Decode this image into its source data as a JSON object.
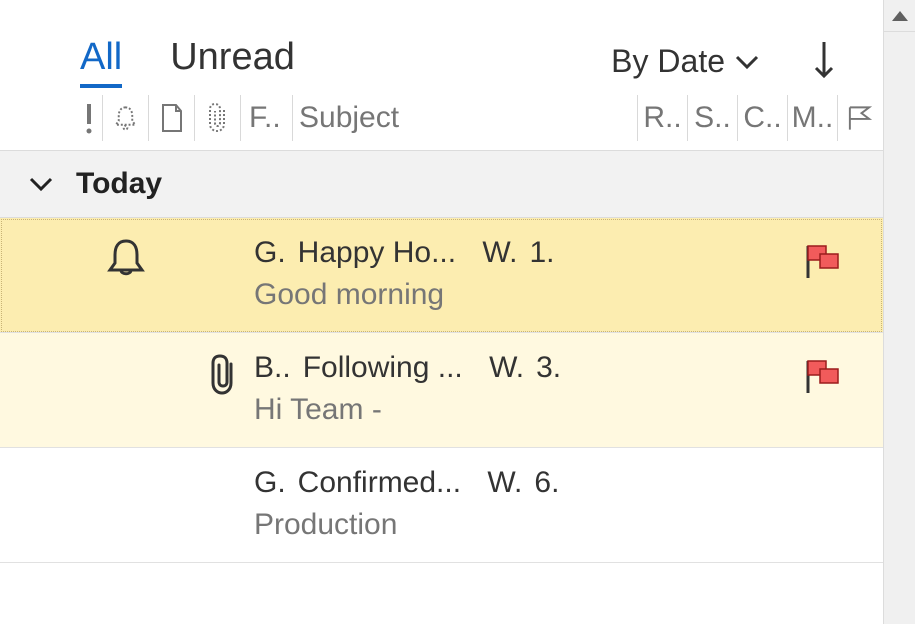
{
  "tabs": {
    "all": "All",
    "unread": "Unread"
  },
  "sort": {
    "label": "By Date"
  },
  "columns": {
    "from": "F..",
    "subject": "Subject",
    "r": "R..",
    "s": "S..",
    "c": "C..",
    "m": "M.."
  },
  "group": {
    "label": "Today"
  },
  "messages": [
    {
      "reminder": true,
      "attachment": false,
      "flagged": true,
      "selected": true,
      "from": "G.",
      "subject": "Happy Ho...",
      "received": "W.",
      "size": "1.",
      "preview": "Good morning"
    },
    {
      "reminder": false,
      "attachment": true,
      "flagged": true,
      "selected": false,
      "from": "B..",
      "subject": "Following ...",
      "received": "W.",
      "size": "3.",
      "preview": "Hi Team -"
    },
    {
      "reminder": false,
      "attachment": false,
      "flagged": false,
      "selected": false,
      "from": "G.",
      "subject": "Confirmed...",
      "received": "W.",
      "size": "6.",
      "preview": "Production"
    }
  ],
  "colors": {
    "accent": "#1268c7",
    "flag_fill": "#f15b5b",
    "flag_stroke": "#9b1c1c",
    "row_selected": "#fcedb0",
    "row_flagged": "#fff9e0"
  }
}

================================

CHALLENGE: Without the pictures, transcribe the listing above exactly.

EXPECTED OUTPUT:
Decode this image into its source data as a JSON object.
{
  "tabs": {
    "all": "All",
    "unread": "Unread"
  },
  "sort": {
    "label": "By Date"
  },
  "columns": {
    "from": "F..",
    "subject": "Subject",
    "r": "R..",
    "s": "S..",
    "c": "C..",
    "m": "M.."
  },
  "group": {
    "label": "Today"
  },
  "messages": [
    {
      "reminder": true,
      "attachment": false,
      "flagged": true,
      "selected": true,
      "from": "G.",
      "subject": "Happy Ho...",
      "received": "W.",
      "size": "1.",
      "preview": "Good morning"
    },
    {
      "reminder": false,
      "attachment": true,
      "flagged": true,
      "selected": false,
      "from": "B..",
      "subject": "Following ...",
      "received": "W.",
      "size": "3.",
      "preview": "Hi Team -"
    },
    {
      "reminder": false,
      "attachment": false,
      "flagged": false,
      "selected": false,
      "from": "G.",
      "subject": "Confirmed...",
      "received": "W.",
      "size": "6.",
      "preview": "Production"
    }
  ],
  "colors": {
    "accent": "#1268c7",
    "flag_fill": "#f15b5b",
    "flag_stroke": "#9b1c1c",
    "row_selected": "#fcedb0",
    "row_flagged": "#fff9e0"
  }
}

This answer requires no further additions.